■ Provided material ■
□ □ □ □ □

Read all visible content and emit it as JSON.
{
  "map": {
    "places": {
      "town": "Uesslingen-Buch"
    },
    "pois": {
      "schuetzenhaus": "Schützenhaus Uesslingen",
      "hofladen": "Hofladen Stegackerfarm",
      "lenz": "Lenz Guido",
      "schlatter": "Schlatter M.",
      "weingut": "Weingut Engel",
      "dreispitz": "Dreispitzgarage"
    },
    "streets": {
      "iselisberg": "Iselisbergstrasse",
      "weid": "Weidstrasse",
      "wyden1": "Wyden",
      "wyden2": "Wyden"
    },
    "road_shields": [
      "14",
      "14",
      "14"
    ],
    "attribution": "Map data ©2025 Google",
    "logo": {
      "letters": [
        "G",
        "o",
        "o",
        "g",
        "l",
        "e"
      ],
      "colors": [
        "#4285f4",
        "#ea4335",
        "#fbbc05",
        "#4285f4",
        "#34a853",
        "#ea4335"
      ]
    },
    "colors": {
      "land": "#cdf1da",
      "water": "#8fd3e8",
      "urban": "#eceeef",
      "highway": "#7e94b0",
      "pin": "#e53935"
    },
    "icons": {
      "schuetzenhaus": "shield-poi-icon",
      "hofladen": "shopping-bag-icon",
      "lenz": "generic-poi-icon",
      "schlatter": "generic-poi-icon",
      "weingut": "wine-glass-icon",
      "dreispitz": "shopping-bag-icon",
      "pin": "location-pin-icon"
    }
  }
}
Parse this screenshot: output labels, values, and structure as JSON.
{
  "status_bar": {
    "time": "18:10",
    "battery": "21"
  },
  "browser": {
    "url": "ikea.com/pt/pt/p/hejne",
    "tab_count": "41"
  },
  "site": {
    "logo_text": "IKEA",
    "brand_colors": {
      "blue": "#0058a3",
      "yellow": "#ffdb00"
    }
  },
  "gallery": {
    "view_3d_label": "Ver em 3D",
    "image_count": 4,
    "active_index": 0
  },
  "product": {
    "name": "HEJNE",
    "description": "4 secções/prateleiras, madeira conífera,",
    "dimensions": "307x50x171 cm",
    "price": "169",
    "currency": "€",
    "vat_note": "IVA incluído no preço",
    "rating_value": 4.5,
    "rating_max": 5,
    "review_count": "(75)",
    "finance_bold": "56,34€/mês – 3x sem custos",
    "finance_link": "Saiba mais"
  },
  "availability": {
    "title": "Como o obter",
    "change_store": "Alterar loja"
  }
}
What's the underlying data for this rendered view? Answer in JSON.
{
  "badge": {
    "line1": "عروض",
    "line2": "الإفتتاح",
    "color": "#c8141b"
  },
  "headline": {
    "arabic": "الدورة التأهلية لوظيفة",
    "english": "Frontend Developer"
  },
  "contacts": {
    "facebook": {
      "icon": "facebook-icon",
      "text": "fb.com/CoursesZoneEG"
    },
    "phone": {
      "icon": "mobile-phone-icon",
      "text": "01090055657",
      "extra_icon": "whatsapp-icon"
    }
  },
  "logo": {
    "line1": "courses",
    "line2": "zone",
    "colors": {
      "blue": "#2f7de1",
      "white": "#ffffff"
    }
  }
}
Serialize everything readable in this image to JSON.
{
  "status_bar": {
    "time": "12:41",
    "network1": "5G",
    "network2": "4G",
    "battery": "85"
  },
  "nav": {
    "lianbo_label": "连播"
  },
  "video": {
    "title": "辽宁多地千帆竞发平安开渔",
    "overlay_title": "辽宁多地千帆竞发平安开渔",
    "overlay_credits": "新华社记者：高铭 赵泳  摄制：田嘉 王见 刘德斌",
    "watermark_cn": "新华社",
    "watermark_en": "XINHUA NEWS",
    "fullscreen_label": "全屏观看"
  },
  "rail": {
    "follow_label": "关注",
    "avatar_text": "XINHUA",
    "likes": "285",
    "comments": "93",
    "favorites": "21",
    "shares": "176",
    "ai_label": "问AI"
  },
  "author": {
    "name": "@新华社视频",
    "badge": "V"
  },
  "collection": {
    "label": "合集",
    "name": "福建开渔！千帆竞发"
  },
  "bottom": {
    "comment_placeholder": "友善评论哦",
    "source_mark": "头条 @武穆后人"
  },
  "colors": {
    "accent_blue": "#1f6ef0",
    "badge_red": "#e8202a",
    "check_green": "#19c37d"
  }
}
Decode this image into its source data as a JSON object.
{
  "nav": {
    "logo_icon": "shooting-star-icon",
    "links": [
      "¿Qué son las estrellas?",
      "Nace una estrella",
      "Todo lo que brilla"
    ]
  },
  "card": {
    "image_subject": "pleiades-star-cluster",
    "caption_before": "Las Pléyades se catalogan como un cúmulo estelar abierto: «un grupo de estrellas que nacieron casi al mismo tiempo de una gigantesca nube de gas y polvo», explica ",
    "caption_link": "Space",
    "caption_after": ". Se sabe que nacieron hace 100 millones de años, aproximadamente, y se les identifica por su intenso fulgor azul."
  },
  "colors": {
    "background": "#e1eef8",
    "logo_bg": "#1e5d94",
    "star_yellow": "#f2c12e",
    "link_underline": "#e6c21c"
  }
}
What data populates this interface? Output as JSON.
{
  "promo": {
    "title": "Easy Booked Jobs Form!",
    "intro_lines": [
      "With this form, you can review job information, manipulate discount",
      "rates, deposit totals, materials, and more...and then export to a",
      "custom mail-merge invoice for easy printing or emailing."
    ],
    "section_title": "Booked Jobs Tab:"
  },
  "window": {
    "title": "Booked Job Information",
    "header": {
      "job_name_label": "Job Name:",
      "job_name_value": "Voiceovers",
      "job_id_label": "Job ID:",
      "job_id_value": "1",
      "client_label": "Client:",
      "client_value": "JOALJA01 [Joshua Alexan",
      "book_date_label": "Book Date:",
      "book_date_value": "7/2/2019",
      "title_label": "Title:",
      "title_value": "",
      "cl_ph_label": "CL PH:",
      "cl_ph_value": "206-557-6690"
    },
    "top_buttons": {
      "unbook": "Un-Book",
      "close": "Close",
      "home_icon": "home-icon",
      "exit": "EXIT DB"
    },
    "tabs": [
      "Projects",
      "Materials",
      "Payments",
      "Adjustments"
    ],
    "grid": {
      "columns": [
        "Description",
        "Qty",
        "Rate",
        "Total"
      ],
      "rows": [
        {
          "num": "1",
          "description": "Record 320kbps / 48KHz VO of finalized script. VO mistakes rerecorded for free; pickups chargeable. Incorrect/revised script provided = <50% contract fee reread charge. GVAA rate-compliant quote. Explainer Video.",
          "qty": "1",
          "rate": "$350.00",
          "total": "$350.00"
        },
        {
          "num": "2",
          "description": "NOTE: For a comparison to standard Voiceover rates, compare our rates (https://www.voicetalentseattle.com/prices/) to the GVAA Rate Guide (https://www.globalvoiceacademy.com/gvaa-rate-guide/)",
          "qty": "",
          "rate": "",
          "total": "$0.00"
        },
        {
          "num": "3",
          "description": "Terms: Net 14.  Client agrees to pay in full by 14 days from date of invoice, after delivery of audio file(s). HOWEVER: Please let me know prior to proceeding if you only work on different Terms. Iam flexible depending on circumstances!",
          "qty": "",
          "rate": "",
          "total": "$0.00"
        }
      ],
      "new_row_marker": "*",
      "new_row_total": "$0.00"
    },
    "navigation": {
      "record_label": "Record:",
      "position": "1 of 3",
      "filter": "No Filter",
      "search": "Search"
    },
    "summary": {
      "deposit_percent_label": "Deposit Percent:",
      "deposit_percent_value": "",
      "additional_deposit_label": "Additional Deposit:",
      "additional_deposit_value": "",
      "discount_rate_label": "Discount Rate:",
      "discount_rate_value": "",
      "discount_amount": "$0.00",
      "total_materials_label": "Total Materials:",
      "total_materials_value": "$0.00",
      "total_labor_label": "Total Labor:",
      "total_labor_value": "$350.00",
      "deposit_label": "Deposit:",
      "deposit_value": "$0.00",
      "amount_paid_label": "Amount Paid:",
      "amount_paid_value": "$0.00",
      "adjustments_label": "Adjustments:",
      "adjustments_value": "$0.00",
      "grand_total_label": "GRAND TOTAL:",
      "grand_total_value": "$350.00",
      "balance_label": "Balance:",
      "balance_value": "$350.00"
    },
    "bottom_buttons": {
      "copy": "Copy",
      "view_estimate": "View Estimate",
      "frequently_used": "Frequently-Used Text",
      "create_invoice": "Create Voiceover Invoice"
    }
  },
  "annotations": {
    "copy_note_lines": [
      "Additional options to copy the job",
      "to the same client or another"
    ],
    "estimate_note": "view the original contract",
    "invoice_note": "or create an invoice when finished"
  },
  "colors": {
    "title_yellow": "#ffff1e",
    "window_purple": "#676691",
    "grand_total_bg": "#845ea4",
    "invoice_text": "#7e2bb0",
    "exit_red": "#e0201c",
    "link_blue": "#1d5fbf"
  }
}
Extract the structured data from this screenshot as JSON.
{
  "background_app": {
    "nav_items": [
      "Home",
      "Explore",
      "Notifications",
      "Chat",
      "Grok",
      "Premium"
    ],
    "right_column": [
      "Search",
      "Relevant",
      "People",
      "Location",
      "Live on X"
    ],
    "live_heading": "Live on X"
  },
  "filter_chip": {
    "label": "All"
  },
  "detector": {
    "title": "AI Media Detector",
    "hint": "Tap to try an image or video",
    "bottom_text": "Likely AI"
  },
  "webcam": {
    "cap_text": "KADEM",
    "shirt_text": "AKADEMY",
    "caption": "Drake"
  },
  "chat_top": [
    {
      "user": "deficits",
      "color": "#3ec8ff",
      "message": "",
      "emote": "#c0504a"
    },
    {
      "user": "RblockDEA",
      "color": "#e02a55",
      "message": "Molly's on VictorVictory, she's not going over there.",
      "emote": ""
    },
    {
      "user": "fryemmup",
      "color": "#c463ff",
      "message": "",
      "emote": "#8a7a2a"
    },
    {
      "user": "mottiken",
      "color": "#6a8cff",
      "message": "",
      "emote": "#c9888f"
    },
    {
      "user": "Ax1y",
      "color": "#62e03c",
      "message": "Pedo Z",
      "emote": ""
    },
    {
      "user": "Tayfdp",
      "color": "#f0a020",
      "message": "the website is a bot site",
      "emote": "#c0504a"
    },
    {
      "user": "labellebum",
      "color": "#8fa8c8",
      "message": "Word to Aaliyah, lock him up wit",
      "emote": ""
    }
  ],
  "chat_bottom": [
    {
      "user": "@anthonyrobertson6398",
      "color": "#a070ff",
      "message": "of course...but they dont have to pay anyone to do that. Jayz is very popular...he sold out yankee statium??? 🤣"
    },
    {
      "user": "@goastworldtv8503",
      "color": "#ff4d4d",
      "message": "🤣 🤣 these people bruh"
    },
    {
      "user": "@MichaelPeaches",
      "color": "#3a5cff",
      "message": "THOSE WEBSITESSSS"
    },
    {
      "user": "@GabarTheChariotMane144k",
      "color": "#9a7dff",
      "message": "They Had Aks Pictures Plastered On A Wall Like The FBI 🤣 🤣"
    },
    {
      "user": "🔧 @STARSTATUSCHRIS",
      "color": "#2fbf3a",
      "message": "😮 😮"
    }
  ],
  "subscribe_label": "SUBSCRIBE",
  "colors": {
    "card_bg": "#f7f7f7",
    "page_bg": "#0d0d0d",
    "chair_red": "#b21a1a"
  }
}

□ □ □ □ □

■ Work required ■
Pull every line containing "Record" from the data.

■ Worked answer ■
          "description": "Record 320kbps / 48KHz VO of finalized script. VO mistakes rerecorded for free; pickups chargeable. Incorrect/revised script provided = <50% contract fee reread charge. GVAA rate-compliant quote. Explainer Video.",
      "record_label": "Record:",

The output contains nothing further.